§ DATASET RECORDS
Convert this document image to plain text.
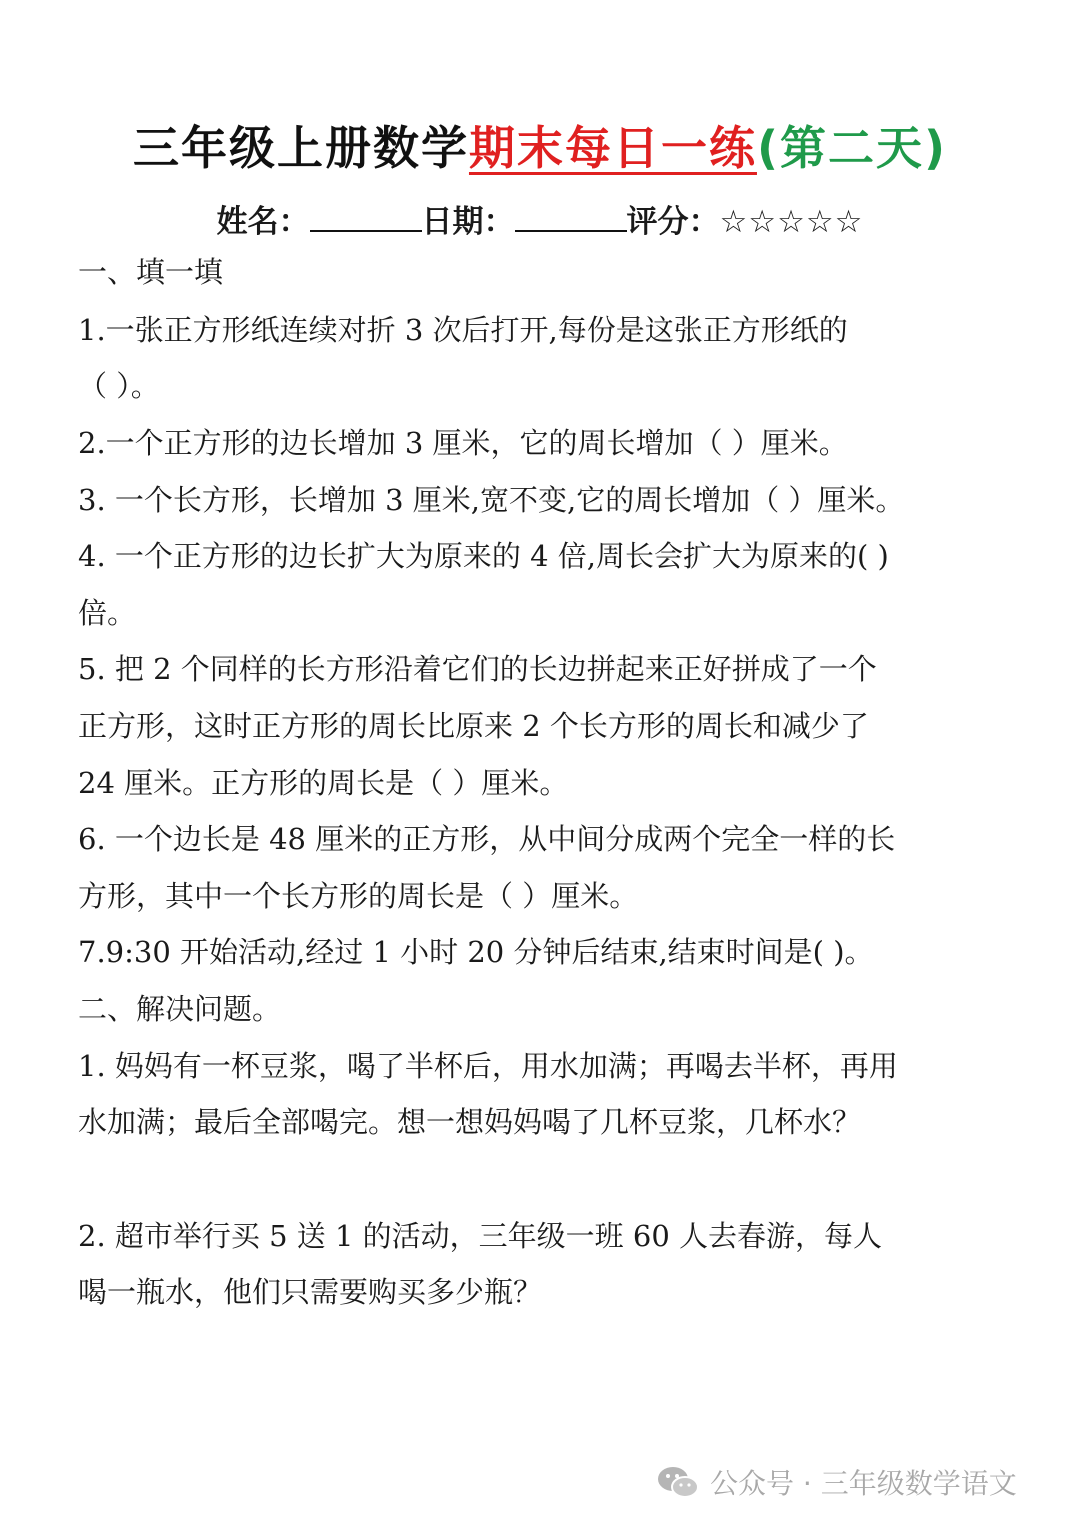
三年级上册数学期末每日一练(第二天)
姓名：	日期：	评分：☆☆☆☆☆
一、填一填
1.一张正方形纸连续对折 3 次后打开,每份是这张正方形纸的
（ ）。
2.一个正方形的边长增加 3 厘米，它的周长增加（ ）厘米。
3. 一个长方形，长增加 3 厘米,宽不变,它的周长增加（ ）厘米。
4. 一个正方形的边长扩大为原来的 4 倍,周长会扩大为原来的( )
倍。
5. 把 2 个同样的长方形沿着它们的长边拼起来正好拼成了一个
正方形，这时正方形的周长比原来 2 个长方形的周长和减少了
24 厘米。正方形的周长是（ ）厘米。
6. 一个边长是 48 厘米的正方形，从中间分成两个完全一样的长
方形，其中一个长方形的周长是（ ）厘米。
7.9:30 开始活动,经过 1 小时 20 分钟后结束,结束时间是( )。
二、解决问题。
1. 妈妈有一杯豆浆，喝了半杯后，用水加满；再喝去半杯，再用
水加满；最后全部喝完。想一想妈妈喝了几杯豆浆，几杯水？
2. 超市举行买 5 送 1 的活动，三年级一班 60 人去春游，每人
喝一瓶水，他们只需要购买多少瓶？
公众号 · 三年级数学语文
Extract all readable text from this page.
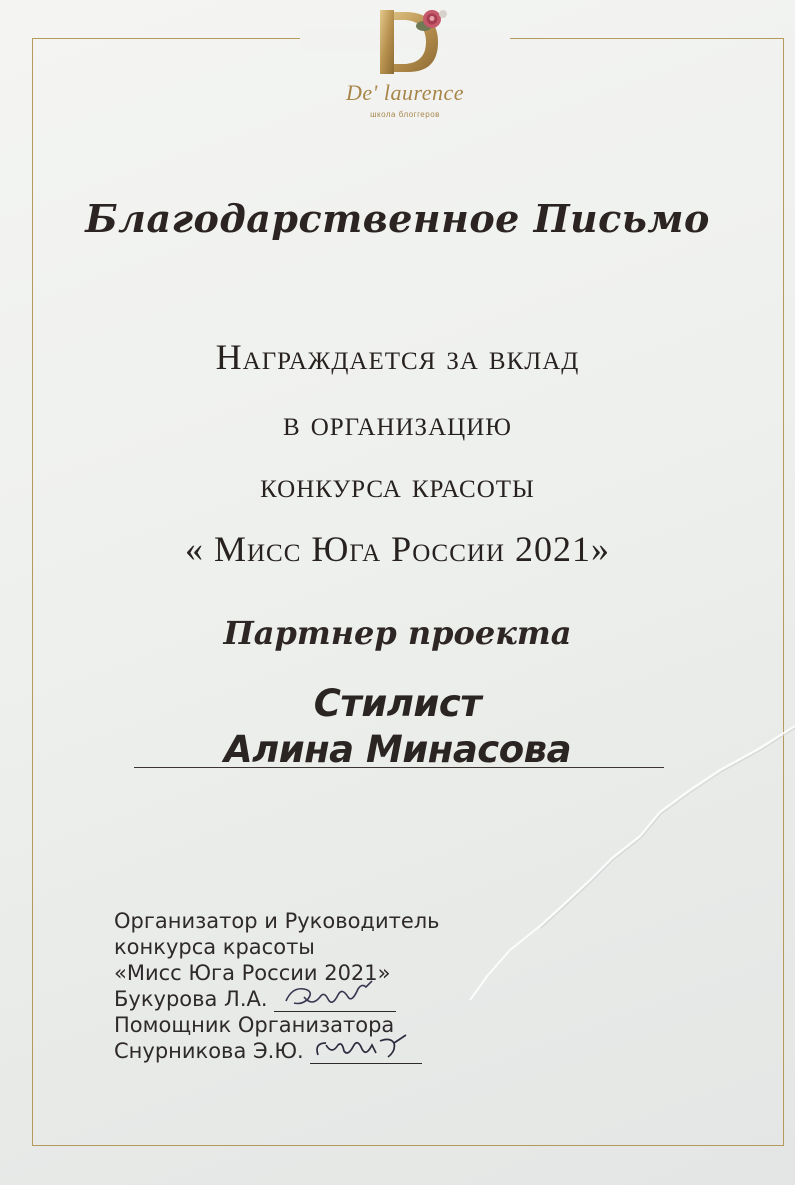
De' laurence
школа блоггеров
Благодарственное Письмо
Награждается за вклад
в организацию
конкурса красоты
« Мисс Юга России 2021»
Партнер проекта
Стилист
Алина Минасова
Организатор и Руководитель
конкурса красоты
«Мисс Юга России 2021»
Букурова Л.А.
Помощник Организатора
Снурникова Э.Ю.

§ WHAT TO DO
Every line that holds the string "它的周长增加" should be returned.

§ RESULT OF THE TASK
2.一个正方形的边长增加 3 厘米，它的周长增加（ ）厘米。
3. 一个长方形，长增加 3 厘米,宽不变,它的周长增加（ ）厘米。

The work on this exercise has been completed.